AVAILABLE DATA:

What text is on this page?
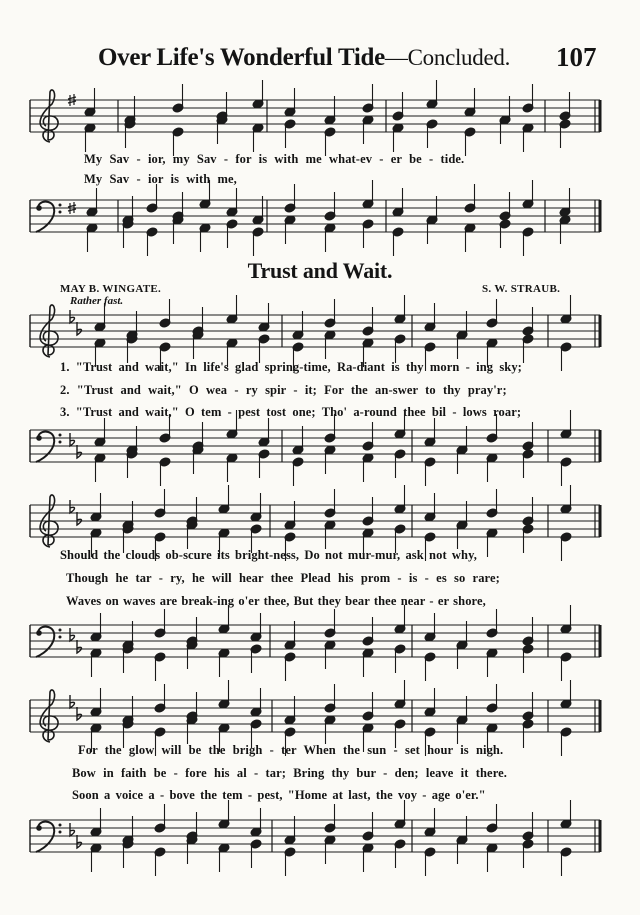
Over Life's Wonderful Tide—Concluded. 107
My Sav - ior, my Sav - for is with me what-ev - er be - tide.
My Sav - ior is with me,
Trust and Wait.
MAY B. WINGATE.	S. W. STRAUB.
Rather fast.
1. "Trust and wait," In life's glad spring-time, Ra-diant is thy morn - ing sky;
2. "Trust and wait," O wea - ry spir - it; For the an-swer to thy pray'r;
3. "Trust and wait," O tem - pest tost one; Tho' a-round thee bil - lows roar;
Should the clouds ob-scure its bright-ness, Do not mur-mur, ask not why,
Though he tar - ry, he will hear thee Plead his prom - is - es so rare;
Waves on waves are break-ing o'er thee, But they bear thee near - er shore,
For the glow will be the brigh - ter When the sun - set hour is nigh.
Bow in faith be - fore his al - tar; Bring thy bur - den; leave it there.
Soon a voice a - bove the tem - pest, "Home at last, the voy - age o'er."
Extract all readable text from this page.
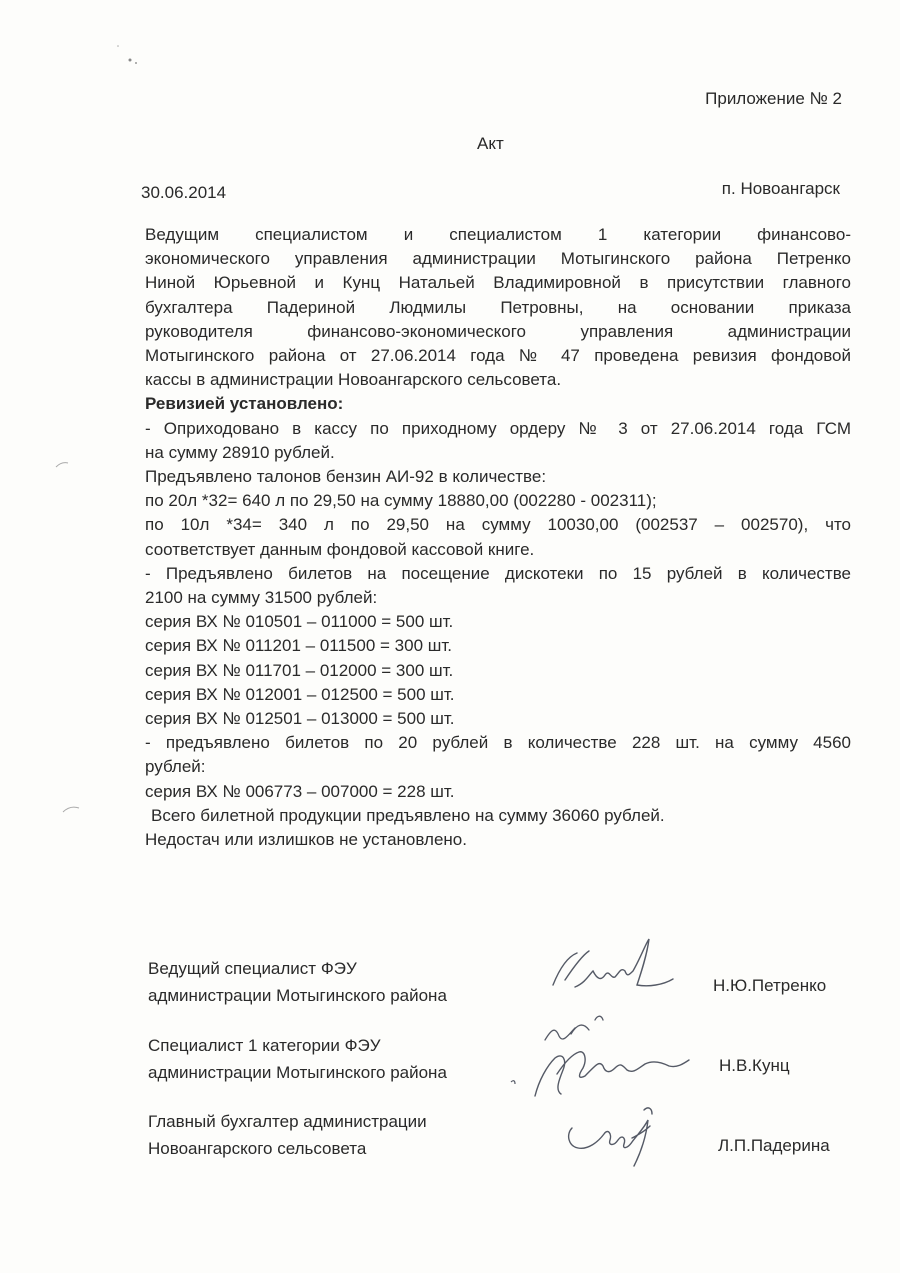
Приложение № 2
Акт
30.06.2014	п. Новоангарск
Ведущим специалистом и специалистом 1 категории финансово-
экономического управления администрации Мотыгинского района Петренко
Ниной Юрьевной и Кунц Натальей Владимировной в присутствии главного
бухгалтера Падериной Людмилы Петровны, на основании приказа
руководителя финансово-экономического управления администрации
Мотыгинского района от 27.06.2014 года № 47 проведена ревизия фондовой
кассы в администрации Новоангарского сельсовета.
Ревизией установлено:
- Оприходовано в кассу по приходному ордеру № 3 от 27.06.2014 года ГСМ
на сумму 28910 рублей.
Предъявлено талонов бензин АИ-92 в количестве:
по 20л *32= 640 л по 29,50 на сумму 18880,00 (002280 - 002311);
по 10л *34= 340 л по 29,50 на сумму 10030,00 (002537 – 002570), что
соответствует данным фондовой кассовой книге.
- Предъявлено билетов на посещение дискотеки по 15 рублей в количестве
2100 на сумму 31500 рублей:
серия ВХ № 010501 – 011000 = 500 шт.
серия ВХ № 011201 – 011500 = 300 шт.
серия ВХ № 011701 – 012000 = 300 шт.
серия ВХ № 012001 – 012500 = 500 шт.
серия ВХ № 012501 – 013000 = 500 шт.
- предъявлено билетов по 20 рублей в количестве 228 шт. на сумму 4560
рублей:
серия ВХ № 006773 – 007000 = 228 шт.
Всего билетной продукции предъявлено на сумму 36060 рублей.
Недостач или излишков не установлено.
Ведущий специалист ФЭУ
администрации Мотыгинского района
Н.Ю.Петренко
Специалист 1 категории ФЭУ
администрации Мотыгинского района	Н.В.Кунц
Главный бухгалтер администрации
Новоангарского сельсовета	Л.П.Падерина
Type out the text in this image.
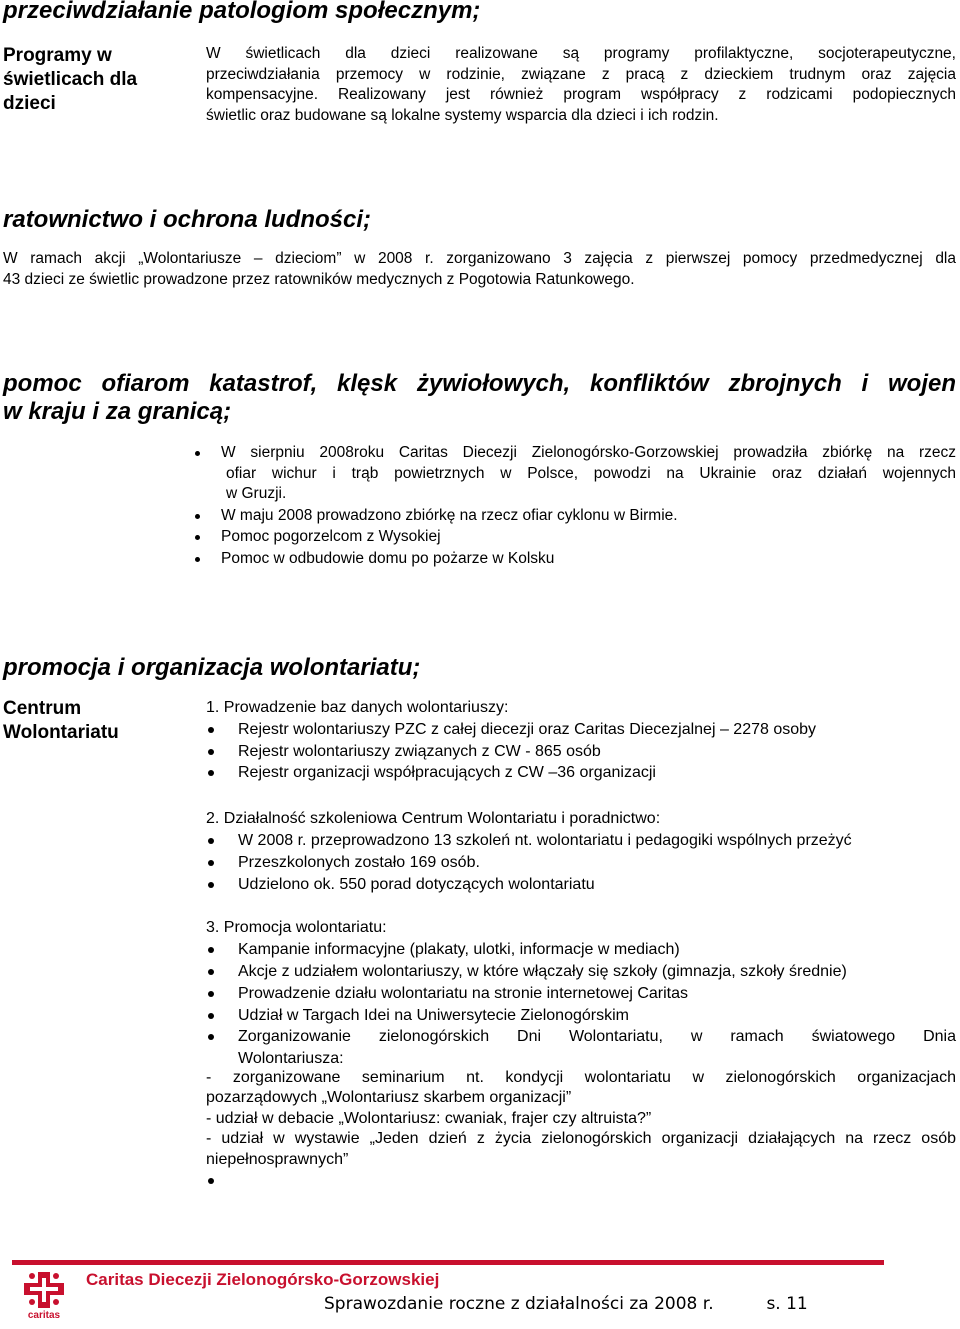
przeciwdziałanie patologiom społecznym;
Programy w świetlicach dla dzieci
W świetlicach dla dzieci realizowane są programy profilaktyczne, socjoterapeutyczne,
przeciwdziałania przemocy w rodzinie, związane z pracą z dzieckiem trudnym oraz zajęcia
kompensacyjne. Realizowany jest również program współpracy z rodzicami podopiecznych
świetlic oraz budowane są lokalne systemy wsparcia dla dzieci i ich rodzin.
ratownictwo i ochrona ludności;
W ramach akcji „Wolontariusze – dzieciom” w 2008 r. zorganizowano 3 zajęcia z pierwszej pomocy przedmedycznej dla
43 dzieci ze świetlic prowadzone przez ratowników medycznych z Pogotowia Ratunkowego.
pomoc ofiarom katastrof, klęsk żywiołowych, konfliktów zbrojnych i wojen
w kraju i za granicą;
W sierpniu 2008roku Caritas Diecezji Zielonogórsko-Gorzowskiej prowadziła zbiórkę na rzecz
ofiar wichur i trąb powietrznych w Polsce, powodzi na Ukrainie oraz działań wojennych
w Gruzji.
W maju 2008 prowadzono zbiórkę na rzecz ofiar cyklonu w Birmie.
Pomoc pogorzelcom z Wysokiej
Pomoc w odbudowie domu po pożarze w Kolsku
promocja i organizacja wolontariatu;
Centrum Wolontariatu
1. Prowadzenie baz danych wolontariuszy:
Rejestr wolontariuszy PZC z całej diecezji oraz Caritas Diecezjalnej – 2278 osoby
Rejestr wolontariuszy związanych z CW - 865 osób
Rejestr organizacji współpracujących z CW –36 organizacji
2. Działalność szkoleniowa Centrum Wolontariatu i poradnictwo:
W 2008 r. przeprowadzono 13 szkoleń nt. wolontariatu i pedagogiki wspólnych przeżyć
Przeszkolonych zostało 169 osób.
Udzielono ok. 550 porad dotyczących wolontariatu
3. Promocja wolontariatu:
Kampanie informacyjne (plakaty, ulotki, informacje w mediach)
Akcje z udziałem wolontariuszy, w które włączały się szkoły (gimnazja, szkoły średnie)
Prowadzenie działu wolontariatu na stronie internetowej Caritas
Udział w Targach Idei na Uniwersytecie Zielonogórskim
Zorganizowanie zielonogórskich Dni Wolontariatu, w ramach światowego Dnia
Wolontariusza:
- zorganizowane seminarium nt. kondycji wolontariatu w zielonogórskich organizacjach
pozarządowych „Wolontariusz skarbem organizacji”
- udział w debacie „Wolontariusz: cwaniak, frajer czy altruista?”
- udział w wystawie „Jeden dzień z życia zielonogórskich organizacji działających na rzecz osób
niepełnosprawnych”
caritas
Caritas Diecezji Zielonogórsko-Gorzowskiej
Sprawozdanie roczne z działalności za 2008 r.	s. 11
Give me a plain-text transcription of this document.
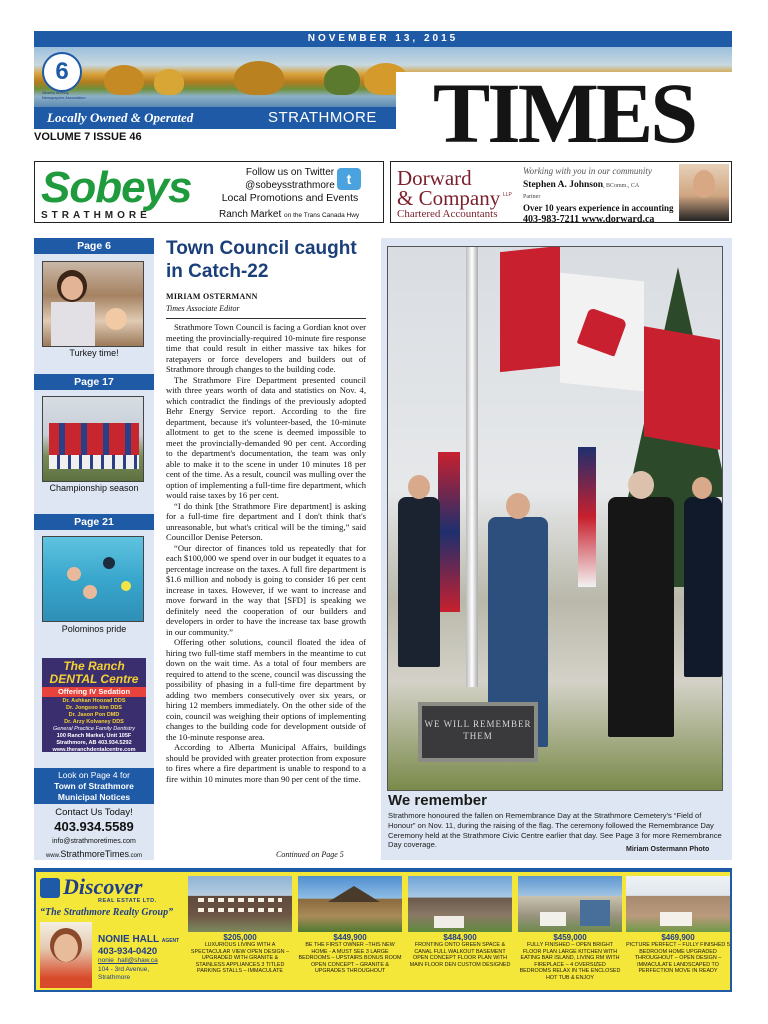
NOVEMBER 13, 2015
6
Alberta Weekly Newspapers Association
Locally Owned & Operated	STRATHMORE TIMES
VOLUME 7 ISSUE 46
Sobeys
STRATHMORE
Follow us on Twitter
@sobeysstrathmore
Local Promotions and Events
t
Ranch Market on the Trans Canada Hwy
Dorward
& Company LLP
Chartered Accountants
Working with you in our community
Stephen A. Johnson, BComm., CA
Partner
Over 10 years experience in accounting
403-983-7211 www.dorward.ca
Page 6
Turkey time!
Page 17
Championship season
Page 21
Polominos pride
The Ranch DENTAL Centre
Offering IV Sedation
Dr. Ashkan Hoozad DDS
Dr. Jongsoo kim DDS
Dr. Jason Pon DMD
Dr. Arzy Kolvaney DDS
General Practice Family Dentistry
100 Ranch Market, Unit 105F
Strathmore, AB 403.934.5292
www.theranchdentalcentre.com
Look on Page 4 for
Town of Strathmore
Municipal Notices
Contact Us Today!
403.934.5589
info@strathmoretimes.com
www.StrathmoreTimes.com
Town Council caught in Catch-22
MIRIAM OSTERMANN
Times Associate Editor

Strathmore Town Council is facing a Gordian knot over meeting the provincially-required 10-minute fire response time that could result in either massive tax hikes for ratepayers or force developers and builders out of Strathmore through changes to the building code.

The Strathmore Fire Department presented council with three years worth of data and statistics on Nov. 4, which contradict the findings of the previously adopted Behr Energy Service report. According to the fire department, because it's volunteer-based, the 10-minute allotment to get to the scene is deemed impossible to meet the provincially-demanded 90 per cent. According to the department's documentation, the team was only able to make it to the scene in under 10 minutes 18 per cent of the time. As a result, council was mulling over the option of implementing a full-time fire department, which would raise taxes by 16 per cent.

“I do think [the Strathmore Fire department] is asking for a full-time fire department and I don't think that's unreasonable, but what's critical will be the timing,” said Councillor Denise Peterson.

“Our director of finances told us repeatedly that for each $100,000 we spend over in our budget it equates to a percentage increase on the taxes. A full fire department is $1.6 million and nobody is going to consider 16 per cent increase in taxes. However, if we want to increase and move forward in the way that [SFD] is speaking we definitely need the cooperation of our builders and developers in order to have the increase tax base growth in our community.”

Offering other solutions, council floated the idea of hiring two full-time staff members in the meantime to cut down on the wait time. As a total of four members are required to attend to the scene, council was discussing the possibility of phasing in a full-time fire department by adding two members consecutively over six years, or hiring 12 members immediately. On the other side of the coin, council was weighing their options of implementing changes to the building code for development outside of the 10-minute response area.

According to Alberta Municipal Affairs, buildings should be provided with greater protection from exposure to fires where a fire department is unable to respond to a fire within 10 minutes more than 90 per cent of the time.

Continued on Page 5
WE WILL REMEMBER THEM
We remember
Strathmore honoured the fallen on Remembrance Day at the Strathmore Cemetery's “Field of Honour” on Nov. 11, during the raising of the flag. The ceremony followed the Remembrance Day Ceremony held at the Strathmore Civic Centre earlier that day. See Page 3 for more Remembrance Day coverage.
Miriam Ostermann Photo
Discover
REAL ESTATE LTD.
“The Strathmore Realty Group”
NONIE HALL AGENT
403-934-0420
nonie_hall@shaw.ca
104 - 3rd Avenue,
Strathmore
$205,000
LUXURIOUS LIVING WITH A SPECTACULAR VIEW OPEN DESIGN – UPGRADED WITH GRANITE & STAINLESS APPLIANCES 3 TITLED PARKING STALLS – IMMACULATE
$449,900
BE THE FIRST OWNER –THIS NEW HOME - A MUST SEE 3 LARGE BEDROOMS – UPSTAIRS BONUS ROOM OPEN CONCEPT – GRANITE & UPGRADES THROUGHOUT
$484,900
FRONTING ONTO GREEN SPACE & CANAL FULL WALKOUT BASEMENT OPEN CONCEPT FLOOR PLAN WITH MAIN FLOOR DEN CUSTOM DESIGNED
$459,000
FULLY FINISHED – OPEN BRIGHT FLOOR PLAN LARGE KITCHEN WITH EATING BAR ISLAND, LIVING RM WITH FIREPLACE – 4 OVERSIZED BEDROOMS RELAX IN THE ENCLOSED HOT TUB & ENJOY
$469,900
PICTURE PERFECT – FULLY FINISHED 5 BEDROOM HOME UPGRADED THROUGHOUT – OPEN DESIGN – IMMACULATE LANDSCAPED TO PERFECTION MOVE IN READY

DESCRIPTION OF THE TASK:
Identify and copy the lines holding the word "GRANITE".

THE SOLUTION:
LUXURIOUS LIVING WITH A SPECTACULAR VIEW OPEN DESIGN – UPGRADED WITH GRANITE & STAINLESS APPLIANCES 3 TITLED PARKING STALLS – IMMACULATE
BE THE FIRST OWNER –THIS NEW HOME - A MUST SEE 3 LARGE BEDROOMS – UPSTAIRS BONUS ROOM OPEN CONCEPT – GRANITE & UPGRADES THROUGHOUT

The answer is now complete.